[Saved entries]
>>>>>

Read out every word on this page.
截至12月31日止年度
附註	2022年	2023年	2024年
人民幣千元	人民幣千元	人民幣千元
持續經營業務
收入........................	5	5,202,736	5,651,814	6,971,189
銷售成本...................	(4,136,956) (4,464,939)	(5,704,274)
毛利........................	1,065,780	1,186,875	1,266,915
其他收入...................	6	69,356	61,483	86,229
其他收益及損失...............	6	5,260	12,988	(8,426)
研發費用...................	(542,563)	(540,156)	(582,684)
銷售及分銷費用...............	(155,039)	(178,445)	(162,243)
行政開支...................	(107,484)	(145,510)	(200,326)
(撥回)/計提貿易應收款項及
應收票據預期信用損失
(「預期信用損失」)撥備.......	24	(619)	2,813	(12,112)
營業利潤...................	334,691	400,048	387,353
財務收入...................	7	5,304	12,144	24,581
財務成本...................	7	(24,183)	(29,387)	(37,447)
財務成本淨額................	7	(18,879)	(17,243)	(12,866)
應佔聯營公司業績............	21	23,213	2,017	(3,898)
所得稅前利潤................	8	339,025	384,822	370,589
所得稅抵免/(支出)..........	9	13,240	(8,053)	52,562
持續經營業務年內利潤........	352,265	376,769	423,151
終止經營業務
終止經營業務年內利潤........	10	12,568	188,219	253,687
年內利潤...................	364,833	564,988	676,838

<<<<<

## What to work on
Reproduce all of the entries word for word.

## Reply to the exercise
Read out every word on this page.
截至12月31日止年度
附註	2022年	2023年	2024年
人民幣千元	人民幣千元	人民幣千元
持續經營業務
收入........................	5	5,202,736	5,651,814	6,971,189
銷售成本...................	(4,136,956) (4,464,939)	(5,704,274)
毛利........................	1,065,780	1,186,875	1,266,915
其他收入...................	6	69,356	61,483	86,229
其他收益及損失...............	6	5,260	12,988	(8,426)
研發費用...................	(542,563)	(540,156)	(582,684)
銷售及分銷費用...............	(155,039)	(178,445)	(162,243)
行政開支...................	(107,484)	(145,510)	(200,326)
(撥回)/計提貿易應收款項及
應收票據預期信用損失
(「預期信用損失」)撥備.......	24	(619)	2,813	(12,112)
營業利潤...................	334,691	400,048	387,353
財務收入...................	7	5,304	12,144	24,581
財務成本...................	7	(24,183)	(29,387)	(37,447)
財務成本淨額................	7	(18,879)	(17,243)	(12,866)
應佔聯營公司業績............	21	23,213	2,017	(3,898)
所得稅前利潤................	8	339,025	384,822	370,589
所得稅抵免/(支出)..........	9	13,240	(8,053)	52,562
持續經營業務年內利潤........	352,265	376,769	423,151
終止經營業務
終止經營業務年內利潤........	10	12,568	188,219	253,687
年內利潤...................	364,833	564,988	676,838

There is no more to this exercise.